● Source records
· · ·

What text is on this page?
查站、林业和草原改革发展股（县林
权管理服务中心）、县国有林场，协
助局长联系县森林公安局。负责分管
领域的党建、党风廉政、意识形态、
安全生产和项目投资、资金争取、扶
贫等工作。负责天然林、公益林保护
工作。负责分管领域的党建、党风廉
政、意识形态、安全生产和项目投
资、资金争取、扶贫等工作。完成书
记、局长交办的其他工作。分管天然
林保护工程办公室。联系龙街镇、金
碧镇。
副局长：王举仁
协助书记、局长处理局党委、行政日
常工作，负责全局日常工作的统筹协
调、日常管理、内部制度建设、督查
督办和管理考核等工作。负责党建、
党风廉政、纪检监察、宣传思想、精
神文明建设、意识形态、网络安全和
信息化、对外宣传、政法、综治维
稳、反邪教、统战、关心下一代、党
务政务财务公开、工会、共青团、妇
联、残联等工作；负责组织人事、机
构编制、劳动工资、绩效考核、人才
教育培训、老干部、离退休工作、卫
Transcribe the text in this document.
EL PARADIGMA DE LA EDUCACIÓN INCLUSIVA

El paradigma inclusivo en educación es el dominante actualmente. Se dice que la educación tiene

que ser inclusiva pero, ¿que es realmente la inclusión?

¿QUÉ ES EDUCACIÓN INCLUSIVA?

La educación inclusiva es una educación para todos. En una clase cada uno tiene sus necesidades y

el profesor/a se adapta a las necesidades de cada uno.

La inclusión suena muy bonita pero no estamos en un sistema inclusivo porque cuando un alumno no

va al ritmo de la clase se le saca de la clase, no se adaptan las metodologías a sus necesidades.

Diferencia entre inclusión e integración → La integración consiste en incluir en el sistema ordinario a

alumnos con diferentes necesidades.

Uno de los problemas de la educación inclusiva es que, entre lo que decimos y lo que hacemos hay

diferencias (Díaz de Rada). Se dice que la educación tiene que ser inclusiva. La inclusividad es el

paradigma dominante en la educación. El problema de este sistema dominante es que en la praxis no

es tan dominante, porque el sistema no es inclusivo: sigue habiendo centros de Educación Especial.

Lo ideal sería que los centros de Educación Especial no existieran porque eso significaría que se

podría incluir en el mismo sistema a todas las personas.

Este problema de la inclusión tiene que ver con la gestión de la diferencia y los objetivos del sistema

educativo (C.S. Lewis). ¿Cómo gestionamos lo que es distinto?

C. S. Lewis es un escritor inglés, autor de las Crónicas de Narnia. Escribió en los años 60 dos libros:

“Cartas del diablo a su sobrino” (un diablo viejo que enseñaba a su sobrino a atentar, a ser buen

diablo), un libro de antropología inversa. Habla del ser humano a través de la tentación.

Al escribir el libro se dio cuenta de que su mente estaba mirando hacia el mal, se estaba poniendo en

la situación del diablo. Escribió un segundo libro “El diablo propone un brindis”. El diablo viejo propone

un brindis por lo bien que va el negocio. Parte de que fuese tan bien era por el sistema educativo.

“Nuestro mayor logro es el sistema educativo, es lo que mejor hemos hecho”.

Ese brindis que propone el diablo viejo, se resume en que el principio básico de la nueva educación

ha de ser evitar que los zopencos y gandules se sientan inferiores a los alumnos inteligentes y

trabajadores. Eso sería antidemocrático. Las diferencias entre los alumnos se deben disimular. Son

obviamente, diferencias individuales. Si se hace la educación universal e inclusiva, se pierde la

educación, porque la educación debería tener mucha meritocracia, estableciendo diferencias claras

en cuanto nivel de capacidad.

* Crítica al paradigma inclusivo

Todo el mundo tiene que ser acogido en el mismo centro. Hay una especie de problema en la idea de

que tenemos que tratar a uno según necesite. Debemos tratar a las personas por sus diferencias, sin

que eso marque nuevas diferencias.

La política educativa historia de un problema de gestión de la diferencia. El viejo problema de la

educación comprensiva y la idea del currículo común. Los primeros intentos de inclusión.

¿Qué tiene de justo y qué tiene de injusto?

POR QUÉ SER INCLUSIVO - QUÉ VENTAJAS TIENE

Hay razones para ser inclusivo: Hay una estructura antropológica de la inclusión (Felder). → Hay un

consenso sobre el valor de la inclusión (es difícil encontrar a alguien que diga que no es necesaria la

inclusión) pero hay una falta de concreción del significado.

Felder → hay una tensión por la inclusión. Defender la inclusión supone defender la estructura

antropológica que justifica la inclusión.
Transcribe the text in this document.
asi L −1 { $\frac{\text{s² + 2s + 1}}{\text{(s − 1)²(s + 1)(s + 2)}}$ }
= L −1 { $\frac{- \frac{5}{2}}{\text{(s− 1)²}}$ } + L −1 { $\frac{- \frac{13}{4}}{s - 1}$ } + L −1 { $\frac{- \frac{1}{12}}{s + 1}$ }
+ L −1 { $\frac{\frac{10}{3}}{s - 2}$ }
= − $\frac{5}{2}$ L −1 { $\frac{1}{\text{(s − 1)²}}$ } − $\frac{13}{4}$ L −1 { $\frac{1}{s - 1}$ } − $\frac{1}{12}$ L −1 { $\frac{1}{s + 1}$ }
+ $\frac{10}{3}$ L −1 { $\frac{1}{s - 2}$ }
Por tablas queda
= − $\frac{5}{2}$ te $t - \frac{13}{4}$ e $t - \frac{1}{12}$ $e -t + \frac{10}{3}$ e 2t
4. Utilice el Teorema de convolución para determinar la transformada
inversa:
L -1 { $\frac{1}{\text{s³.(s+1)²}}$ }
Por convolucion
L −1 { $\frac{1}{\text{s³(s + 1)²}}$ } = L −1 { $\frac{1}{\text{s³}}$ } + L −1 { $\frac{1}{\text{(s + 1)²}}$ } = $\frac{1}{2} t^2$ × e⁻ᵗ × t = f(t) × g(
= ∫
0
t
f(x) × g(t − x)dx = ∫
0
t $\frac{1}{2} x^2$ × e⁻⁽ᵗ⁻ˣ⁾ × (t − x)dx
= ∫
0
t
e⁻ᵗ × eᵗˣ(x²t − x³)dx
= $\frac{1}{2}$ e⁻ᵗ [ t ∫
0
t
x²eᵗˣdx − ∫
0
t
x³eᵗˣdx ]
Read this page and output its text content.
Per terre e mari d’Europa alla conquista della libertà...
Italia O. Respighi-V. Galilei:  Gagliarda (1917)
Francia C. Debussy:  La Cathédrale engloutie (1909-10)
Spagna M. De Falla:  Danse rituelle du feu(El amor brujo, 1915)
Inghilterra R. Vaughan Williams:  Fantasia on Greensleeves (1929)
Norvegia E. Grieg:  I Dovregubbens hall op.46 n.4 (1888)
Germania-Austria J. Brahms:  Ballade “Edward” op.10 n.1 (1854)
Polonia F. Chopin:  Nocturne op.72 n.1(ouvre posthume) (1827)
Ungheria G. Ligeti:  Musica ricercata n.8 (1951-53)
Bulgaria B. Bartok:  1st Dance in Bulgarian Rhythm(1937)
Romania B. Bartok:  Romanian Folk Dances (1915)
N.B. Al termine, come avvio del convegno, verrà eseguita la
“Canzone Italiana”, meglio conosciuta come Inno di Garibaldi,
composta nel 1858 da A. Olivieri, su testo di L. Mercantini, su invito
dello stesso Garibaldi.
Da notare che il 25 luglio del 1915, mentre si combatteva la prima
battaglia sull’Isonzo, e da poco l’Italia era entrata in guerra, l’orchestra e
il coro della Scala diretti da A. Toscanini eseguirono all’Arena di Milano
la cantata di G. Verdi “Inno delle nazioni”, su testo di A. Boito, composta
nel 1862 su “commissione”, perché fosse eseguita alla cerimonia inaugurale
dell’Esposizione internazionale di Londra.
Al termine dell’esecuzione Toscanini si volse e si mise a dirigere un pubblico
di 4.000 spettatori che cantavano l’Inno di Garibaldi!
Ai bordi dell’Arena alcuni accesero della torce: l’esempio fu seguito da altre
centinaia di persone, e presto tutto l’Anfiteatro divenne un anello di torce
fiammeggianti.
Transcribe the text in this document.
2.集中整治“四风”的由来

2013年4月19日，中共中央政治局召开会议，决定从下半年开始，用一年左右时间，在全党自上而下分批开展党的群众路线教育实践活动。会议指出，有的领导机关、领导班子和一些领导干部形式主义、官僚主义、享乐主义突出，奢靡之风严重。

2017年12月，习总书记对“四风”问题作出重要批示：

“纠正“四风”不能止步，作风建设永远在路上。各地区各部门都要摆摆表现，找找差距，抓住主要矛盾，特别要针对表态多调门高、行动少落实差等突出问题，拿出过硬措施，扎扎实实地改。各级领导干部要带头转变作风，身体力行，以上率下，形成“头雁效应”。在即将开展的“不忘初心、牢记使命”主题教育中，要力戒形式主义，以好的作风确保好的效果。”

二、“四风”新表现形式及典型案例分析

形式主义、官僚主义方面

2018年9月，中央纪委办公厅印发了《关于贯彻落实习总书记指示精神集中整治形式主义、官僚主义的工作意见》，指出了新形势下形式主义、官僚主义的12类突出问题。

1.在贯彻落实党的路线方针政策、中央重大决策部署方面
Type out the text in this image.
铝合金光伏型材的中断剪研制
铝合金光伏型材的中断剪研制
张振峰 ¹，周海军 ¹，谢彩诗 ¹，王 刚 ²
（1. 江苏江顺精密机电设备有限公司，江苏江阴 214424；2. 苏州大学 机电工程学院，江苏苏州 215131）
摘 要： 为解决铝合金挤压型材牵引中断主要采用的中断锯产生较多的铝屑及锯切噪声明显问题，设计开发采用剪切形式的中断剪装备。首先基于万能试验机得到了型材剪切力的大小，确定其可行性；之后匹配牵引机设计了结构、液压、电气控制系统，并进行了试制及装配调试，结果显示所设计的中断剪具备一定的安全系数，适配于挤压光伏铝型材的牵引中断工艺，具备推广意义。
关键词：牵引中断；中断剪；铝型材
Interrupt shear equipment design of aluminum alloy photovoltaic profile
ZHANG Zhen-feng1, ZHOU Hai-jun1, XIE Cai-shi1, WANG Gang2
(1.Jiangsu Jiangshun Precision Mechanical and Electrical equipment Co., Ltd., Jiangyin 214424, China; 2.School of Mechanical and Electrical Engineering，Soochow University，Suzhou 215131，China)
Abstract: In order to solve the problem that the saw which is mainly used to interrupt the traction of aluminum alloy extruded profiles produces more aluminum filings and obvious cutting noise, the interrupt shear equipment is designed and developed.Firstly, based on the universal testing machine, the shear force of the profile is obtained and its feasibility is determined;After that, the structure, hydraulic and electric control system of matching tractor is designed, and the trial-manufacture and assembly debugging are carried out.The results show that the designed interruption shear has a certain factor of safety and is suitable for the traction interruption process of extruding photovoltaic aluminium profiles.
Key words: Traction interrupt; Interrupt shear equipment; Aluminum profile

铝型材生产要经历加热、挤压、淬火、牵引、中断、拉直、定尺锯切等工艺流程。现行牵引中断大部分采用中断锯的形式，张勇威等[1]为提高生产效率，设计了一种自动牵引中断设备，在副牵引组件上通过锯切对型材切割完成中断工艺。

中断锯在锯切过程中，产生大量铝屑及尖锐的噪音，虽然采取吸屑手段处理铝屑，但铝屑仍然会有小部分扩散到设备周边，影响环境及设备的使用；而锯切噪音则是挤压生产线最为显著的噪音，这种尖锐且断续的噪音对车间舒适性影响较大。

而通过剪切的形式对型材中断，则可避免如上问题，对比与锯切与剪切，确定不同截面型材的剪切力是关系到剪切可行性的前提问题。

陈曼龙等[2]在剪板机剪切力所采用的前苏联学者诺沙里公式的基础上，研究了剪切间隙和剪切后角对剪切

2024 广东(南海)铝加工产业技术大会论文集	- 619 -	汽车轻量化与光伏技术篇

· · ·

● Problem statement
Gather up the lines containing the word "incluir" from these records and copy them.

● Response
Diferencia entre inclusión e integración → La integración consiste en incluir en el sistema ordinario a
podría incluir en el mismo sistema a todas las personas.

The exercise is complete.